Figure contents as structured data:
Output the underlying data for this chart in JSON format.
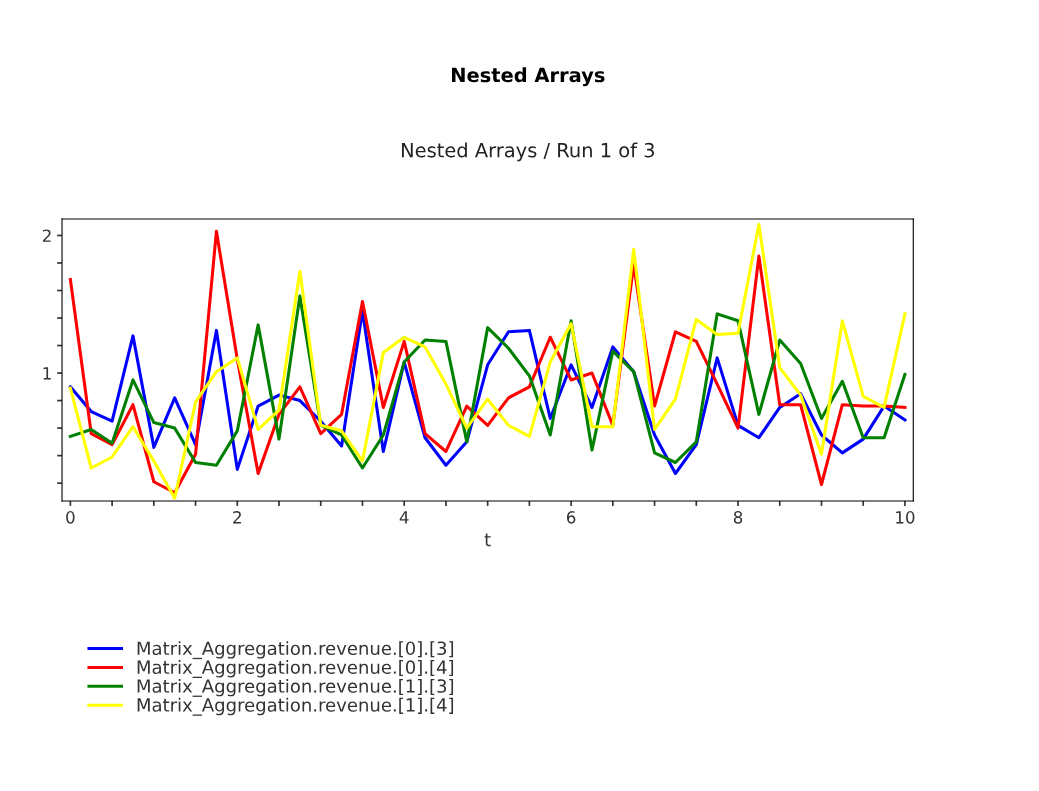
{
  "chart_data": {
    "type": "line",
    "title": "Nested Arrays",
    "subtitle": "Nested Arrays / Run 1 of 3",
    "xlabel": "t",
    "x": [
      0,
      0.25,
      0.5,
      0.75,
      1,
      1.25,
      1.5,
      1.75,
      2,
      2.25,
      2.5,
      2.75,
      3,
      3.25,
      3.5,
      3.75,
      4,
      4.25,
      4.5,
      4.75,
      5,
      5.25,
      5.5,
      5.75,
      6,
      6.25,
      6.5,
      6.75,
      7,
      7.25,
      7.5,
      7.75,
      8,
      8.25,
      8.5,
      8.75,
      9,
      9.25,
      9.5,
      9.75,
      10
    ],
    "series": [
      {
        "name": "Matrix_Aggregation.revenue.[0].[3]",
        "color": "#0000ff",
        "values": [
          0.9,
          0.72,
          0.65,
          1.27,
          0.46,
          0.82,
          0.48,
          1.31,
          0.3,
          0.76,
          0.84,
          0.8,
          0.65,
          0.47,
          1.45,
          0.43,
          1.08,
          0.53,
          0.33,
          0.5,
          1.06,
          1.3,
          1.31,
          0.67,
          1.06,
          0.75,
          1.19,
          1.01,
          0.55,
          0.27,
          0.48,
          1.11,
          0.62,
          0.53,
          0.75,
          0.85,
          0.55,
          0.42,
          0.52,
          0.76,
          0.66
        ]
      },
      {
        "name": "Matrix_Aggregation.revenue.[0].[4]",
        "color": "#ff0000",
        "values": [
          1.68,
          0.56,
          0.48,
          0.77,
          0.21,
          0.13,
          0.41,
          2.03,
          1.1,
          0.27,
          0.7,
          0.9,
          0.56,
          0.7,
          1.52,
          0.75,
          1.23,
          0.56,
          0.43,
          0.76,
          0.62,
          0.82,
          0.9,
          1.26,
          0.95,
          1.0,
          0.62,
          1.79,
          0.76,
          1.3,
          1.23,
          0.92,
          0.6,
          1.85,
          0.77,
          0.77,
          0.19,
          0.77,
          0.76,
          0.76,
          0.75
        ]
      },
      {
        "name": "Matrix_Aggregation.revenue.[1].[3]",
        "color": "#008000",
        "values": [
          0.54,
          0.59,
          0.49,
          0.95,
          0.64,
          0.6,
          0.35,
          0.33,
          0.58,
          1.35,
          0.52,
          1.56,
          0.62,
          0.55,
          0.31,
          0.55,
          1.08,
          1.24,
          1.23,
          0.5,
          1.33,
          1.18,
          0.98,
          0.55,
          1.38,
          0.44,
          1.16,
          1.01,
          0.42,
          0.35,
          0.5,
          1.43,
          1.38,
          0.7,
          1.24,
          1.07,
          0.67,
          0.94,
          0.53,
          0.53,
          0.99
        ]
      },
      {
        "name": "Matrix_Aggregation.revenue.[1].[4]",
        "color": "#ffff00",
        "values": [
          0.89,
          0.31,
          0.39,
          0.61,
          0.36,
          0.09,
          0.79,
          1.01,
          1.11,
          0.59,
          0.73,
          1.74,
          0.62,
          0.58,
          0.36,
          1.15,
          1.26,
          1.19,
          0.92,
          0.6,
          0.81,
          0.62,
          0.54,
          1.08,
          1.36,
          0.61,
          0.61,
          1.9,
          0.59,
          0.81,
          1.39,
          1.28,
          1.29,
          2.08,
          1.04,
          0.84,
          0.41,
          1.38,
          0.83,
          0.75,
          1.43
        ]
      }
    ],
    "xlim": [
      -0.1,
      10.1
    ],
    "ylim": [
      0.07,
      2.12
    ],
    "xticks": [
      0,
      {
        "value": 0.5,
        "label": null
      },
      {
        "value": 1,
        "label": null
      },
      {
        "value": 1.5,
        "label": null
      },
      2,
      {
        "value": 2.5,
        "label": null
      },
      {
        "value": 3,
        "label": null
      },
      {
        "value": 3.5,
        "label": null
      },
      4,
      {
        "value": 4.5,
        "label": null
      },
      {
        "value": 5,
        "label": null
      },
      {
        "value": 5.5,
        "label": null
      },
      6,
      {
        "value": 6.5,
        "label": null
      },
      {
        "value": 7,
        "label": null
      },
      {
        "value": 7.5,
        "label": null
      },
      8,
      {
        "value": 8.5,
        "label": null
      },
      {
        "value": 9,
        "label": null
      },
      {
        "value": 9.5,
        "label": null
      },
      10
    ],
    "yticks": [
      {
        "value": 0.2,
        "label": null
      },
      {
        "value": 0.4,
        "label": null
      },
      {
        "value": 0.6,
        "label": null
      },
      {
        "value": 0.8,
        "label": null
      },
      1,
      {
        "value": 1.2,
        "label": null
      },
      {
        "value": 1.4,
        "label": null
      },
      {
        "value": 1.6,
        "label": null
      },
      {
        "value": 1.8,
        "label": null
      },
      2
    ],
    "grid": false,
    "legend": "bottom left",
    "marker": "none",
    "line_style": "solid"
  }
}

EXERCISE BRIEF — Pull out all lines from the listing that contain the string "revenue".

RESULT BELOW —
        "name": "Matrix_Aggregation.revenue.[0].[3]",
        "name": "Matrix_Aggregation.revenue.[0].[4]",
        "name": "Matrix_Aggregation.revenue.[1].[3]",
        "name": "Matrix_Aggregation.revenue.[1].[4]",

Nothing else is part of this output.